▶ _Short exercise_: Write out the listing below again, precisely as it is given.

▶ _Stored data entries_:
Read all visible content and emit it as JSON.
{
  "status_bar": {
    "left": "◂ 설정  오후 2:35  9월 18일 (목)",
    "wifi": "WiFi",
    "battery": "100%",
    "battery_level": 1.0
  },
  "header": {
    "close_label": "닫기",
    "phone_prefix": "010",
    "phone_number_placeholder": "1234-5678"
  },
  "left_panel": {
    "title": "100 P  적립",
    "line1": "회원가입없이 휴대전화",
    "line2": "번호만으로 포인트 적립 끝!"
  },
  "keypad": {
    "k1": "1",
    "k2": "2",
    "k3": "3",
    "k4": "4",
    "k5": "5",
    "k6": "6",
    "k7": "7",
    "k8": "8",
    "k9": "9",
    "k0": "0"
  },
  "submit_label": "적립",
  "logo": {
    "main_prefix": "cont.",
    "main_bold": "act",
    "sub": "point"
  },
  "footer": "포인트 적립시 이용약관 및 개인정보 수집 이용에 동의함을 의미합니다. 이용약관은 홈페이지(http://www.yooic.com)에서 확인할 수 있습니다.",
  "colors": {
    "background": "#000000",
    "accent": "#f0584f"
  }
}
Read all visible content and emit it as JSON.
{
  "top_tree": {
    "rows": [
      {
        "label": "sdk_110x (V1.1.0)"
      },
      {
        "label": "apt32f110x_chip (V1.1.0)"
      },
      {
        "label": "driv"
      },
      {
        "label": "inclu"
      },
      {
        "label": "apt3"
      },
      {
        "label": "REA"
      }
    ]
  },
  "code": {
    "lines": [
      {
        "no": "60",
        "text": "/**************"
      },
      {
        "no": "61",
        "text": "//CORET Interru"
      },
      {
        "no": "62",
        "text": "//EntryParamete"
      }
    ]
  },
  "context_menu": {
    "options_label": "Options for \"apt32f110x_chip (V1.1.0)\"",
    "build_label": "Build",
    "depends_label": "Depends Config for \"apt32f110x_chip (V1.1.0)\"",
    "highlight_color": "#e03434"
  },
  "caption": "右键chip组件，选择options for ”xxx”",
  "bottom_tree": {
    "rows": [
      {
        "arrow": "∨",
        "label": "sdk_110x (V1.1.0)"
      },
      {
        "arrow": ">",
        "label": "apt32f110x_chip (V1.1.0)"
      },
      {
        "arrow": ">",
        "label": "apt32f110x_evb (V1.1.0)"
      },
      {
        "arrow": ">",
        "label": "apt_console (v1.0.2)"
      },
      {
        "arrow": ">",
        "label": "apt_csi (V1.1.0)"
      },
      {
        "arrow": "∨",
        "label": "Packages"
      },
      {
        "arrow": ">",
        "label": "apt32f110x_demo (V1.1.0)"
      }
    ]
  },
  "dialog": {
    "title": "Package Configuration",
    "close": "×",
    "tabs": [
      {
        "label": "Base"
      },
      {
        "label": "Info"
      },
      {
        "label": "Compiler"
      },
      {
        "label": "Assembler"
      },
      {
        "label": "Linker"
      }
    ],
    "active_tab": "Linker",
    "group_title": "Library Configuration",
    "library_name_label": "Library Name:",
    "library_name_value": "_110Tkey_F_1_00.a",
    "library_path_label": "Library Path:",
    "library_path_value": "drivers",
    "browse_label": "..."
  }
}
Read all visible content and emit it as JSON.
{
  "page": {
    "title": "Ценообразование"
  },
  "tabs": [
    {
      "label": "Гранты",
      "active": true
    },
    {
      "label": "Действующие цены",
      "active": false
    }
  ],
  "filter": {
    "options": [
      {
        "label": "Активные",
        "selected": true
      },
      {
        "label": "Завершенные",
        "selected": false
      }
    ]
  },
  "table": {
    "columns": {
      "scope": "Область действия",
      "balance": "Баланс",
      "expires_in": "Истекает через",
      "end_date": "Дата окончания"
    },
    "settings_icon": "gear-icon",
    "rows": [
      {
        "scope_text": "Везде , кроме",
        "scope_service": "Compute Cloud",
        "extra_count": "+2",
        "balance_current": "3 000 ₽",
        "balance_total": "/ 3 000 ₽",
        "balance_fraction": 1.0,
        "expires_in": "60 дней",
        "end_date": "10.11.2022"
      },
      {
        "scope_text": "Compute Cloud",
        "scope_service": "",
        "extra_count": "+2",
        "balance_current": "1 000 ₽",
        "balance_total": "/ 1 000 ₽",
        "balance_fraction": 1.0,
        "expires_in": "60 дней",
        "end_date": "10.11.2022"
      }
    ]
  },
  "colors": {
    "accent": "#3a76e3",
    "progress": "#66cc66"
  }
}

▶ _Finished task_:
Read all visible content and emit it as JSON.
{
  "status_bar": {
    "left": "◂ 설정  오후 2:35  9월 18일 (목)",
    "wifi": "WiFi",
    "battery": "100%",
    "battery_level": 1.0
  },
  "header": {
    "close_label": "닫기",
    "phone_prefix": "010",
    "phone_number_placeholder": "1234-5678"
  },
  "left_panel": {
    "title": "100 P  적립",
    "line1": "회원가입없이 휴대전화",
    "line2": "번호만으로 포인트 적립 끝!"
  },
  "keypad": {
    "k1": "1",
    "k2": "2",
    "k3": "3",
    "k4": "4",
    "k5": "5",
    "k6": "6",
    "k7": "7",
    "k8": "8",
    "k9": "9",
    "k0": "0"
  },
  "submit_label": "적립",
  "logo": {
    "main_prefix": "cont.",
    "main_bold": "act",
    "sub": "point"
  },
  "footer": "포인트 적립시 이용약관 및 개인정보 수집 이용에 동의함을 의미합니다. 이용약관은 홈페이지(http://www.yooic.com)에서 확인할 수 있습니다.",
  "colors": {
    "background": "#000000",
    "accent": "#f0584f"
  }
}
Read all visible content and emit it as JSON.
{
  "top_tree": {
    "rows": [
      {
        "label": "sdk_110x (V1.1.0)"
      },
      {
        "label": "apt32f110x_chip (V1.1.0)"
      },
      {
        "label": "driv"
      },
      {
        "label": "inclu"
      },
      {
        "label": "apt3"
      },
      {
        "label": "REA"
      }
    ]
  },
  "code": {
    "lines": [
      {
        "no": "60",
        "text": "/**************"
      },
      {
        "no": "61",
        "text": "//CORET Interru"
      },
      {
        "no": "62",
        "text": "//EntryParamete"
      }
    ]
  },
  "context_menu": {
    "options_label": "Options for \"apt32f110x_chip (V1.1.0)\"",
    "build_label": "Build",
    "depends_label": "Depends Config for \"apt32f110x_chip (V1.1.0)\"",
    "highlight_color": "#e03434"
  },
  "caption": "右键chip组件，选择options for ”xxx”",
  "bottom_tree": {
    "rows": [
      {
        "arrow": "∨",
        "label": "sdk_110x (V1.1.0)"
      },
      {
        "arrow": ">",
        "label": "apt32f110x_chip (V1.1.0)"
      },
      {
        "arrow": ">",
        "label": "apt32f110x_evb (V1.1.0)"
      },
      {
        "arrow": ">",
        "label": "apt_console (v1.0.2)"
      },
      {
        "arrow": ">",
        "label": "apt_csi (V1.1.0)"
      },
      {
        "arrow": "∨",
        "label": "Packages"
      },
      {
        "arrow": ">",
        "label": "apt32f110x_demo (V1.1.0)"
      }
    ]
  },
  "dialog": {
    "title": "Package Configuration",
    "close": "×",
    "tabs": [
      {
        "label": "Base"
      },
      {
        "label": "Info"
      },
      {
        "label": "Compiler"
      },
      {
        "label": "Assembler"
      },
      {
        "label": "Linker"
      }
    ],
    "active_tab": "Linker",
    "group_title": "Library Configuration",
    "library_name_label": "Library Name:",
    "library_name_value": "_110Tkey_F_1_00.a",
    "library_path_label": "Library Path:",
    "library_path_value": "drivers",
    "browse_label": "..."
  }
}
Read all visible content and emit it as JSON.
{
  "page": {
    "title": "Ценообразование"
  },
  "tabs": [
    {
      "label": "Гранты",
      "active": true
    },
    {
      "label": "Действующие цены",
      "active": false
    }
  ],
  "filter": {
    "options": [
      {
        "label": "Активные",
        "selected": true
      },
      {
        "label": "Завершенные",
        "selected": false
      }
    ]
  },
  "table": {
    "columns": {
      "scope": "Область действия",
      "balance": "Баланс",
      "expires_in": "Истекает через",
      "end_date": "Дата окончания"
    },
    "settings_icon": "gear-icon",
    "rows": [
      {
        "scope_text": "Везде , кроме",
        "scope_service": "Compute Cloud",
        "extra_count": "+2",
        "balance_current": "3 000 ₽",
        "balance_total": "/ 3 000 ₽",
        "balance_fraction": 1.0,
        "expires_in": "60 дней",
        "end_date": "10.11.2022"
      },
      {
        "scope_text": "Compute Cloud",
        "scope_service": "",
        "extra_count": "+2",
        "balance_current": "1 000 ₽",
        "balance_total": "/ 1 000 ₽",
        "balance_fraction": 1.0,
        "expires_in": "60 дней",
        "end_date": "10.11.2022"
      }
    ]
  },
  "colors": {
    "accent": "#3a76e3",
    "progress": "#66cc66"
  }
}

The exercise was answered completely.